- CHALLENGE -
Transcribe every line, keeping it exact.

- DATA TO USE -
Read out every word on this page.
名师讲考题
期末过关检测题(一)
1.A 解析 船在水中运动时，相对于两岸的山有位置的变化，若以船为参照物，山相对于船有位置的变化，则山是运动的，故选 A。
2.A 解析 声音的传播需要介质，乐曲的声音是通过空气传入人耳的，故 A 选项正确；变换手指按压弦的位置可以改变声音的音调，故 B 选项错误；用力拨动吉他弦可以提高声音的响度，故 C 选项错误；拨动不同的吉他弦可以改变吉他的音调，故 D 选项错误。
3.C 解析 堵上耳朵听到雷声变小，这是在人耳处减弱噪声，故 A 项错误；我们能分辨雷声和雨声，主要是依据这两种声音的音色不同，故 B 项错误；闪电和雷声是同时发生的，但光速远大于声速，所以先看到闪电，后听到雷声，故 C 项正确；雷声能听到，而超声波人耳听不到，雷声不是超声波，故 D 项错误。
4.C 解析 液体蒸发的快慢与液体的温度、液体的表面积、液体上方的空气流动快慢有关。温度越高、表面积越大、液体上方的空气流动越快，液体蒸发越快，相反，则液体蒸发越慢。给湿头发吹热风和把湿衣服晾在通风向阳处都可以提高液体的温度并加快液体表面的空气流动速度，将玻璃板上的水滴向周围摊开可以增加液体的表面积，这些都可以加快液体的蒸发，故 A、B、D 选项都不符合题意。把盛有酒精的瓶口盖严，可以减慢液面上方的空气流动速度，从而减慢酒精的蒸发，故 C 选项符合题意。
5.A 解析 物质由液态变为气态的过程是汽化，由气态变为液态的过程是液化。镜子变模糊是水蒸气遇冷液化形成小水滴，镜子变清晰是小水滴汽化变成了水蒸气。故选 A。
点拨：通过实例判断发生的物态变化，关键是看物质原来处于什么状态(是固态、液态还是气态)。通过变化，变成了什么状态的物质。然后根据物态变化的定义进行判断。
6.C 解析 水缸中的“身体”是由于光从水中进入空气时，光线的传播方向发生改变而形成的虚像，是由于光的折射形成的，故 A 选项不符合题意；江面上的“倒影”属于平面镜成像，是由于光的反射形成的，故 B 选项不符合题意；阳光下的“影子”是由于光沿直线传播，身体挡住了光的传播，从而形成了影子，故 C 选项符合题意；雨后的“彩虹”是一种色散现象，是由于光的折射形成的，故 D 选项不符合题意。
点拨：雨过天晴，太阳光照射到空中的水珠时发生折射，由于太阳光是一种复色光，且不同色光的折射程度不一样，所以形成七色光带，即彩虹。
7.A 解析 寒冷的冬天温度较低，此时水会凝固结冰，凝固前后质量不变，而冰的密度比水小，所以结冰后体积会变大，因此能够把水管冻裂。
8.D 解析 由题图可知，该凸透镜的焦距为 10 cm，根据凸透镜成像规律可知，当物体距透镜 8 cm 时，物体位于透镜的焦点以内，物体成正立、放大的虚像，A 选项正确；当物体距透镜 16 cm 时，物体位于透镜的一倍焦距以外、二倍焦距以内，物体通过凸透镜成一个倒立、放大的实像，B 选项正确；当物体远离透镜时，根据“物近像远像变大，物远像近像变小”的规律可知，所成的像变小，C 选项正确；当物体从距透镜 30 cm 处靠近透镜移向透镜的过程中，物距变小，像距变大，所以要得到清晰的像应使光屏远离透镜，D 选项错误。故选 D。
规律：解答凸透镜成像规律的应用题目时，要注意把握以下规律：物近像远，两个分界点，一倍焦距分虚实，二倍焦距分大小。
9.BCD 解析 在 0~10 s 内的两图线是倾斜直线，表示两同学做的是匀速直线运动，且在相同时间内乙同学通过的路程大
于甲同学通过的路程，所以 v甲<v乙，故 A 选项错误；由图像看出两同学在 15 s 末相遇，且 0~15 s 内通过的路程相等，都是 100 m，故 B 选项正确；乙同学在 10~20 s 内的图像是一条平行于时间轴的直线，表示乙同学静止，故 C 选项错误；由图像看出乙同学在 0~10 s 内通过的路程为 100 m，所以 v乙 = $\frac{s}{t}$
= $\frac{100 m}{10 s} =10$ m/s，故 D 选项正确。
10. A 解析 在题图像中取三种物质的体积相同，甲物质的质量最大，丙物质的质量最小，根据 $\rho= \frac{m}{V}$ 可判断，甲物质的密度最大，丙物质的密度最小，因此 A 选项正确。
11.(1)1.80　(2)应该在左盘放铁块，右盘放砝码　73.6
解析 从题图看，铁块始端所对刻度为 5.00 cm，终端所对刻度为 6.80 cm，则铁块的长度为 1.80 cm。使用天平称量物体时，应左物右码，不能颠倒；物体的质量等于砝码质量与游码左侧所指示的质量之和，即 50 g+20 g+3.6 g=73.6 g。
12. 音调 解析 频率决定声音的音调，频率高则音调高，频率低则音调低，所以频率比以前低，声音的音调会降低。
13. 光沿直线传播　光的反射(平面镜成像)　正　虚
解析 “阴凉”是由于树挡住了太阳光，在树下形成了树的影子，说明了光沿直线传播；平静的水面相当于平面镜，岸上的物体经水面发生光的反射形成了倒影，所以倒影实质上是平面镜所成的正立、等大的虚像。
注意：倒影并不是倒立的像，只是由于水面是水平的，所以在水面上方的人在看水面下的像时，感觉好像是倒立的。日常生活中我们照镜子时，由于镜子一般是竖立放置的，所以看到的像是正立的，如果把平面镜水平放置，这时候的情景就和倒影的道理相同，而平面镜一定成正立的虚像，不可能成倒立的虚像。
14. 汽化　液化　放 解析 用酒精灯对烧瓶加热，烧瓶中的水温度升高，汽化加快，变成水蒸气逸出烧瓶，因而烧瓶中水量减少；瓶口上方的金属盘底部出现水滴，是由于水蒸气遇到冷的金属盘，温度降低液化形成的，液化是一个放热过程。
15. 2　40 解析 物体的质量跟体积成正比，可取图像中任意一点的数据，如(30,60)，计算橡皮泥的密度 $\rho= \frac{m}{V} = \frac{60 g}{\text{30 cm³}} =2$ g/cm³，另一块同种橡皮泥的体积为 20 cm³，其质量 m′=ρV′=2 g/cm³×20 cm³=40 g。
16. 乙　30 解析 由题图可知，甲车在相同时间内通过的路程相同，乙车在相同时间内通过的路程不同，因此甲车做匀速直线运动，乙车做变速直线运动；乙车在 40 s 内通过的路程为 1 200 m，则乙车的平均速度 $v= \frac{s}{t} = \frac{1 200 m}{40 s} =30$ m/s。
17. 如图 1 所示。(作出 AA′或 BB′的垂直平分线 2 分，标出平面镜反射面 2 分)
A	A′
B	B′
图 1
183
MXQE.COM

- TASK RESPONSE -
Read out every word on this page.
名师讲考题
期末过关检测题(一)
1.A 解析 船在水中运动时，相对于两岸的山有位置的变化，若以船为参照物，山相对于船有位置的变化，则山是运动的，故选 A。
2.A 解析 声音的传播需要介质，乐曲的声音是通过空气传入人耳的，故 A 选项正确；变换手指按压弦的位置可以改变声音的音调，故 B 选项错误；用力拨动吉他弦可以提高声音的响度，故 C 选项错误；拨动不同的吉他弦可以改变吉他的音调，故 D 选项错误。
3.C 解析 堵上耳朵听到雷声变小，这是在人耳处减弱噪声，故 A 项错误；我们能分辨雷声和雨声，主要是依据这两种声音的音色不同，故 B 项错误；闪电和雷声是同时发生的，但光速远大于声速，所以先看到闪电，后听到雷声，故 C 项正确；雷声能听到，而超声波人耳听不到，雷声不是超声波，故 D 项错误。
4.C 解析 液体蒸发的快慢与液体的温度、液体的表面积、液体上方的空气流动快慢有关。温度越高、表面积越大、液体上方的空气流动越快，液体蒸发越快，相反，则液体蒸发越慢。给湿头发吹热风和把湿衣服晾在通风向阳处都可以提高液体的温度并加快液体表面的空气流动速度，将玻璃板上的水滴向周围摊开可以增加液体的表面积，这些都可以加快液体的蒸发，故 A、B、D 选项都不符合题意。把盛有酒精的瓶口盖严，可以减慢液面上方的空气流动速度，从而减慢酒精的蒸发，故 C 选项符合题意。
5.A 解析 物质由液态变为气态的过程是汽化，由气态变为液态的过程是液化。镜子变模糊是水蒸气遇冷液化形成小水滴，镜子变清晰是小水滴汽化变成了水蒸气。故选 A。
点拨：通过实例判断发生的物态变化，关键是看物质原来处于什么状态(是固态、液态还是气态)。通过变化，变成了什么状态的物质。然后根据物态变化的定义进行判断。
6.C 解析 水缸中的“身体”是由于光从水中进入空气时，光线的传播方向发生改变而形成的虚像，是由于光的折射形成的，故 A 选项不符合题意；江面上的“倒影”属于平面镜成像，是由于光的反射形成的，故 B 选项不符合题意；阳光下的“影子”是由于光沿直线传播，身体挡住了光的传播，从而形成了影子，故 C 选项符合题意；雨后的“彩虹”是一种色散现象，是由于光的折射形成的，故 D 选项不符合题意。
点拨：雨过天晴，太阳光照射到空中的水珠时发生折射，由于太阳光是一种复色光，且不同色光的折射程度不一样，所以形成七色光带，即彩虹。
7.A 解析 寒冷的冬天温度较低，此时水会凝固结冰，凝固前后质量不变，而冰的密度比水小，所以结冰后体积会变大，因此能够把水管冻裂。
8.D 解析 由题图可知，该凸透镜的焦距为 10 cm，根据凸透镜成像规律可知，当物体距透镜 8 cm 时，物体位于透镜的焦点以内，物体成正立、放大的虚像，A 选项正确；当物体距透镜 16 cm 时，物体位于透镜的一倍焦距以外、二倍焦距以内，物体通过凸透镜成一个倒立、放大的实像，B 选项正确；当物体远离透镜时，根据“物近像远像变大，物远像近像变小”的规律可知，所成的像变小，C 选项正确；当物体从距透镜 30 cm 处靠近透镜移向透镜的过程中，物距变小，像距变大，所以要得到清晰的像应使光屏远离透镜，D 选项错误。故选 D。
规律：解答凸透镜成像规律的应用题目时，要注意把握以下规律：物近像远，两个分界点，一倍焦距分虚实，二倍焦距分大小。
9.BCD 解析 在 0~10 s 内的两图线是倾斜直线，表示两同学做的是匀速直线运动，且在相同时间内乙同学通过的路程大
于甲同学通过的路程，所以 v甲<v乙，故 A 选项错误；由图像看出两同学在 15 s 末相遇，且 0~15 s 内通过的路程相等，都是 100 m，故 B 选项正确；乙同学在 10~20 s 内的图像是一条平行于时间轴的直线，表示乙同学静止，故 C 选项错误；由图像看出乙同学在 0~10 s 内通过的路程为 100 m，所以 v乙 = $\frac{s}{t}$
= $\frac{100 m}{10 s} =10$ m/s，故 D 选项正确。
10. A 解析 在题图像中取三种物质的体积相同，甲物质的质量最大，丙物质的质量最小，根据 $\rho= \frac{m}{V}$ 可判断，甲物质的密度最大，丙物质的密度最小，因此 A 选项正确。
11.(1)1.80　(2)应该在左盘放铁块，右盘放砝码　73.6
解析 从题图看，铁块始端所对刻度为 5.00 cm，终端所对刻度为 6.80 cm，则铁块的长度为 1.80 cm。使用天平称量物体时，应左物右码，不能颠倒；物体的质量等于砝码质量与游码左侧所指示的质量之和，即 50 g+20 g+3.6 g=73.6 g。
12. 音调 解析 频率决定声音的音调，频率高则音调高，频率低则音调低，所以频率比以前低，声音的音调会降低。
13. 光沿直线传播　光的反射(平面镜成像)　正　虚
解析 “阴凉”是由于树挡住了太阳光，在树下形成了树的影子，说明了光沿直线传播；平静的水面相当于平面镜，岸上的物体经水面发生光的反射形成了倒影，所以倒影实质上是平面镜所成的正立、等大的虚像。
注意：倒影并不是倒立的像，只是由于水面是水平的，所以在水面上方的人在看水面下的像时，感觉好像是倒立的。日常生活中我们照镜子时，由于镜子一般是竖立放置的，所以看到的像是正立的，如果把平面镜水平放置，这时候的情景就和倒影的道理相同，而平面镜一定成正立的虚像，不可能成倒立的虚像。
14. 汽化　液化　放 解析 用酒精灯对烧瓶加热，烧瓶中的水温度升高，汽化加快，变成水蒸气逸出烧瓶，因而烧瓶中水量减少；瓶口上方的金属盘底部出现水滴，是由于水蒸气遇到冷的金属盘，温度降低液化形成的，液化是一个放热过程。
15. 2　40 解析 物体的质量跟体积成正比，可取图像中任意一点的数据，如(30,60)，计算橡皮泥的密度 $\rho= \frac{m}{V} = \frac{60 g}{\text{30 cm³}} =2$ g/cm³，另一块同种橡皮泥的体积为 20 cm³，其质量 m′=ρV′=2 g/cm³×20 cm³=40 g。
16. 乙　30 解析 由题图可知，甲车在相同时间内通过的路程相同，乙车在相同时间内通过的路程不同，因此甲车做匀速直线运动，乙车做变速直线运动；乙车在 40 s 内通过的路程为 1 200 m，则乙车的平均速度 $v= \frac{s}{t} = \frac{1 200 m}{40 s} =30$ m/s。
17. 如图 1 所示。(作出 AA′或 BB′的垂直平分线 2 分，标出平面镜反射面 2 分)
A	A′
B	B′
图 1
183
MXQE.COM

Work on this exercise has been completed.